From the entries that follow, list every line in which the string "Αριθμητικών" appears.
***** RECORDS SUPPLIED *****
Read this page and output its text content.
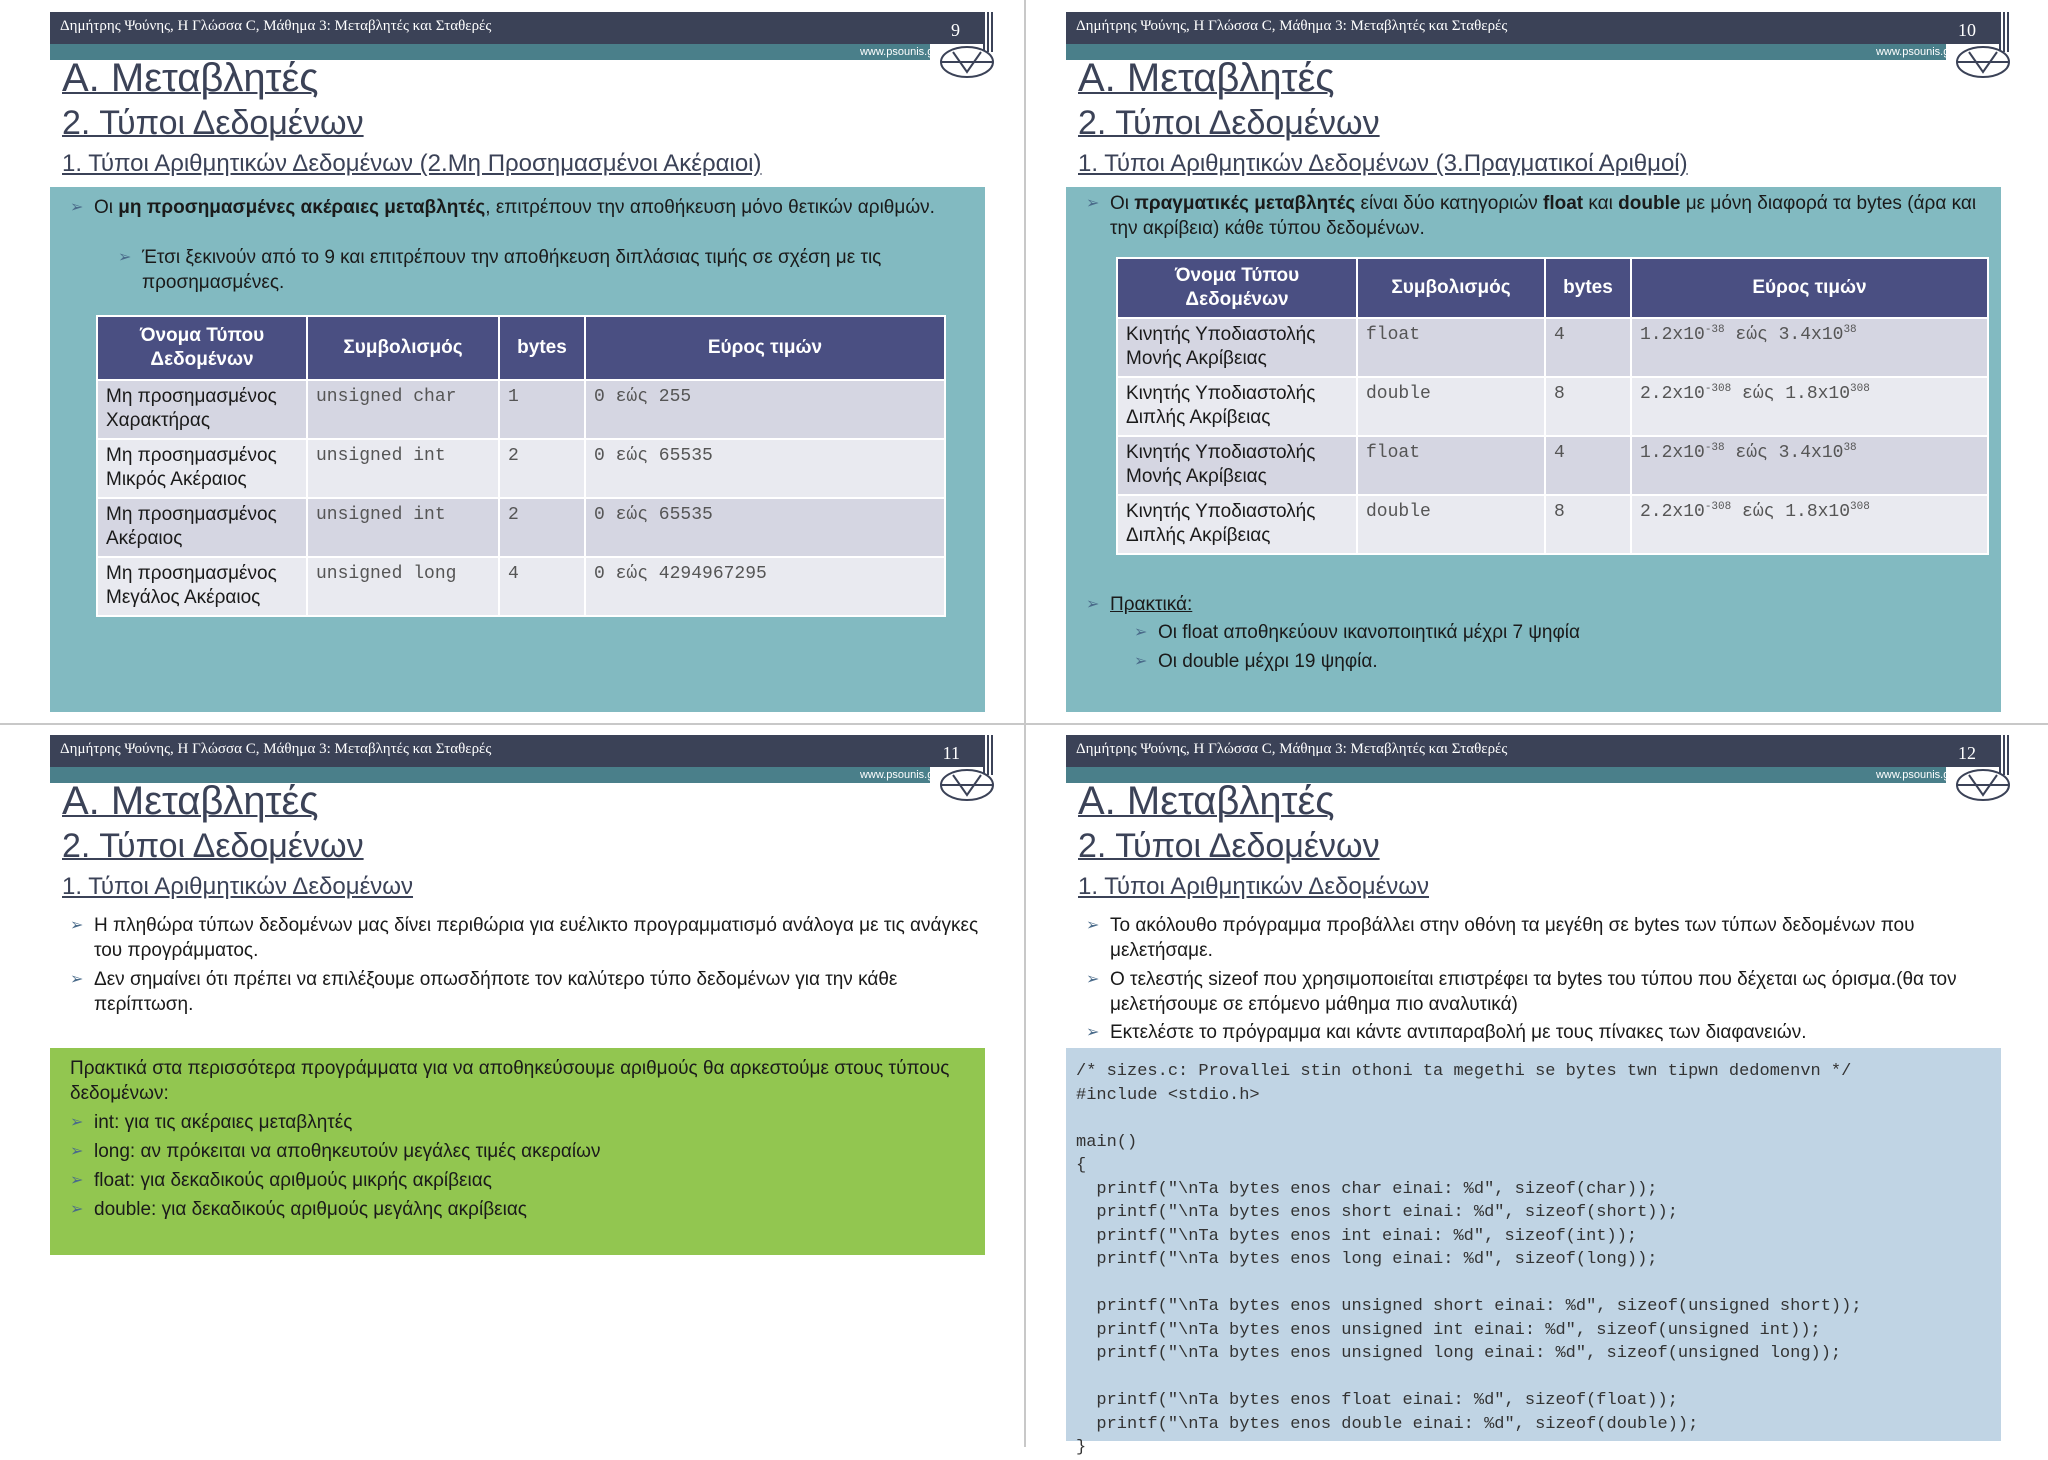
Δημήτρης Ψούνης, Η Γλώσσα C, Μάθημα 3: Μεταβλητές και Σταθερές	9
www.psounis.gr
Α. Μεταβλητές
2. Τύποι Δεδομένων
1. Τύποι Αριθμητικών Δεδομένων (2.Μη Προσημασμένοι Ακέραιοι)
➢ Οι μη προσημασμένες ακέραιες μεταβλητές, επιτρέπουν την αποθήκευση μόνο θετικών αριθμών.
➢ Έτσι ξεκινούν από το 9 και επιτρέπουν την αποθήκευση διπλάσιας τιμής σε σχέση με τις προσημασμένες.
Όνομα Τύπου Δεδομένων	Συμβολισμός	bytes	Εύρος τιμών
Μη προσημασμένος Χαρακτήρας	unsigned char	1	0 εώς 255
Μη προσημασμένος Μικρός Ακέραιος	unsigned int	2	0 εώς 65535
Μη προσημασμένος Ακέραιος	unsigned int	2	0 εώς 65535
Μη προσημασμένος Μεγάλος Ακέραιος	unsigned long	4	0 εώς 4294967295
Δημήτρης Ψούνης, Η Γλώσσα C, Μάθημα 3: Μεταβλητές και Σταθερές	10
www.psounis.gr
Α. Μεταβλητές
2. Τύποι Δεδομένων
1. Τύποι Αριθμητικών Δεδομένων (3.Πραγματικοί Αριθμοί)
➢ Οι πραγματικές μεταβλητές είναι δύο κατηγοριών float και double με μόνη διαφορά τα bytes (άρα και την ακρίβεια) κάθε τύπου δεδομένων.
Όνομα Τύπου Δεδομένων	Συμβολισμός	bytes	Εύρος τιμών
Κινητής Υποδιαστολής Μονής Ακρίβειας	float	4	$1.2x10^{-38}$ εώς $3.4x10^{38}$
Κινητής Υποδιαστολής Διπλής Ακρίβειας	double	8	$2.2x10^{-308}$ εώς $1.8x10^{308}$
Κινητής Υποδιαστολής Μονής Ακρίβειας	float	4	$1.2x10^{-38}$ εώς $3.4x10^{38}$
Κινητής Υποδιαστολής Διπλής Ακρίβειας	double	8	$2.2x10^{-308}$ εώς $1.8x10^{308}$
➢ Πρακτικά:
➢ Οι float αποθηκεύουν ικανοποιητικά μέχρι 7 ψηφία
➢ Οι double μέχρι 19 ψηφία.
Δημήτρης Ψούνης, Η Γλώσσα C, Μάθημα 3: Μεταβλητές και Σταθερές	11
www.psounis.gr
Α. Μεταβλητές
2. Τύποι Δεδομένων
1. Τύποι Αριθμητικών Δεδομένων
➢ Η πληθώρα τύπων δεδομένων μας δίνει περιθώρια για ευέλικτο προγραμματισμό ανάλογα με τις ανάγκες του προγράμματος.
➢ Δεν σημαίνει ότι πρέπει να επιλέξουμε οπωσδήποτε τον καλύτερο τύπο δεδομένων για την κάθε περίπτωση.
Πρακτικά στα περισσότερα προγράμματα για να αποθηκεύσουμε αριθμούς θα αρκεστούμε στους τύπους δεδομένων:
➢ int: για τις ακέραιες μεταβλητές
➢ long: αν πρόκειται να αποθηκευτούν μεγάλες τιμές ακεραίων
➢ float: για δεκαδικούς αριθμούς μικρής ακρίβειας
➢ double: για δεκαδικούς αριθμούς μεγάλης ακρίβειας
Δημήτρης Ψούνης, Η Γλώσσα C, Μάθημα 3: Μεταβλητές και Σταθερές	12
www.psounis.gr
Α. Μεταβλητές
2. Τύποι Δεδομένων
1. Τύποι Αριθμητικών Δεδομένων
➢ Το ακόλουθο πρόγραμμα προβάλλει στην οθόνη τα μεγέθη σε bytes των τύπων δεδομένων που μελετήσαμε.
➢ Ο τελεστής sizeof που χρησιμοποιείται επιστρέφει τα bytes του τύπου που δέχεται ως όρισμα.(θα τον μελετήσουμε σε επόμενο μάθημα πιο αναλυτικά)
➢ Εκτελέστε το πρόγραμμα και κάντε αντιπαραβολή με τους πίνακες των διαφανειών.
/* sizes.c: Provallei stin othoni ta megethi se bytes twn tipwn dedomenvn */
#include <stdio.h>

main()
{
printf("\nTa bytes enos char einai: %d", sizeof(char));
printf("\nTa bytes enos short einai: %d", sizeof(short));
printf("\nTa bytes enos int einai: %d", sizeof(int));
printf("\nTa bytes enos long einai: %d", sizeof(long));

printf("\nTa bytes enos unsigned short einai: %d", sizeof(unsigned short));
printf("\nTa bytes enos unsigned int einai: %d", sizeof(unsigned int));
printf("\nTa bytes enos unsigned long einai: %d", sizeof(unsigned long));

printf("\nTa bytes enos float einai: %d", sizeof(float));
printf("\nTa bytes enos double einai: %d", sizeof(double));
}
*****
> ANSWER TO THIS EXERCISE:
1. Τύποι Αριθμητικών Δεδομένων (2.Μη Προσημασμένοι Ακέραιοι)
1. Τύποι Αριθμητικών Δεδομένων (3.Πραγματικοί Αριθμοί)
1. Τύποι Αριθμητικών Δεδομένων
1. Τύποι Αριθμητικών Δεδομένων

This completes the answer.